Short exercise: Provide the number of lines containing the word "search", and nothing else.

Material provided:

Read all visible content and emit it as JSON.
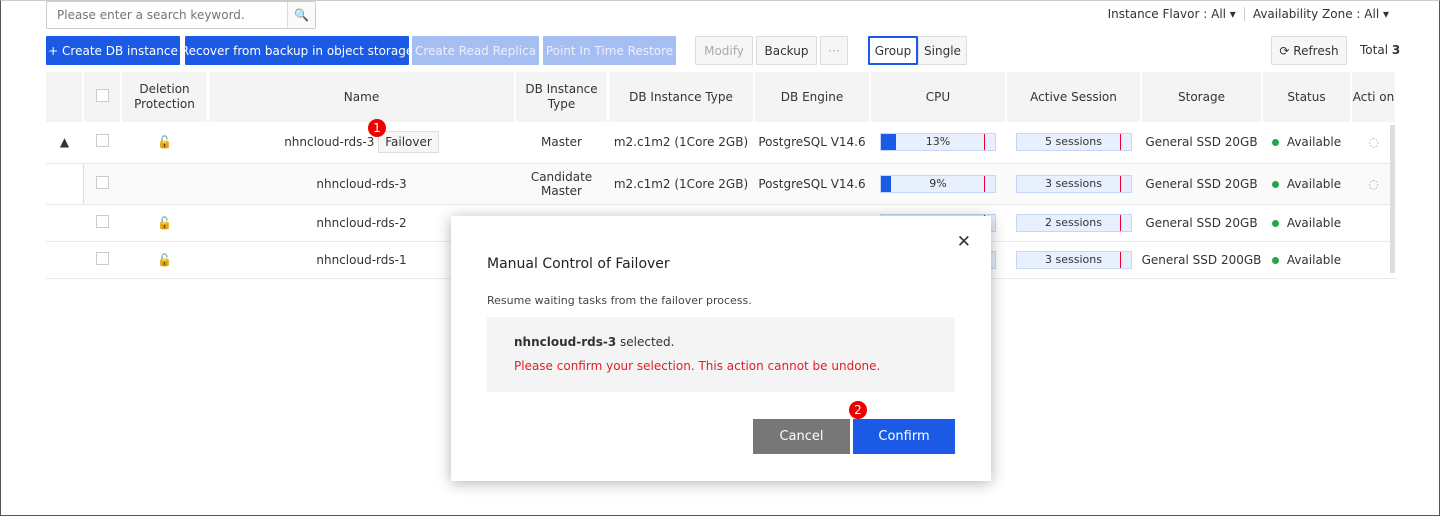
{
  "search": {
    "placeholder": "Please enter a search keyword.",
    "icon": "search-icon"
  },
  "filters": {
    "flavor": "Instance Flavor : All",
    "zone": "Availability Zone : All"
  },
  "toolbar": {
    "create": "Create DB instance",
    "recover": "Recover from backup in object storage",
    "replica": "Create Read Replica",
    "pitr": "Point In Time Restore",
    "modify": "Modify",
    "backup": "Backup",
    "more": "···",
    "group": "Group",
    "single": "Single",
    "refresh": "Refresh",
    "total_label": "Total",
    "total": "3"
  },
  "table": {
    "headers": [
      "Deletion Protection",
      "Name",
      "DB Instance Type",
      "DB Instance Type",
      "DB Engine",
      "CPU",
      "Active Session",
      "Storage",
      "Status",
      "Acti on"
    ],
    "rows": [
      {
        "name": "nhncloud-rds-3",
        "role": "Master",
        "type": "m2.c1m2 (1Core 2GB)",
        "engine": "PostgreSQL V14.6",
        "cpu": "13%",
        "cpu_value": 13,
        "session": "5 sessions",
        "storage": "General SSD 20GB",
        "status": "Available",
        "action_button": "Failover"
      },
      {
        "name": "nhncloud-rds-3",
        "role": "Candidate Master",
        "type": "m2.c1m2 (1Core 2GB)",
        "engine": "PostgreSQL V14.6",
        "cpu": "9%",
        "cpu_value": 9,
        "session": "3 sessions",
        "storage": "General SSD 20GB",
        "status": "Available"
      },
      {
        "name": "nhncloud-rds-2",
        "session": "2 sessions",
        "storage": "General SSD 20GB",
        "status": "Available"
      },
      {
        "name": "nhncloud-rds-1",
        "session": "3 sessions",
        "storage": "General SSD 200GB",
        "status": "Available"
      }
    ]
  },
  "steps": {
    "one": "1",
    "two": "2"
  },
  "modal": {
    "title": "Manual Control of Failover",
    "description": "Resume waiting tasks from the failover process.",
    "selected_name": "nhncloud-rds-3",
    "selected_suffix": " selected.",
    "warning": "Please confirm your selection. This action cannot be undone.",
    "cancel": "Cancel",
    "confirm": "Confirm"
  },
  "colors": {
    "primary": "#1b5ae5",
    "warning": "#e0202a",
    "available": "#1ea84a"
  }
}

Output of the task: 3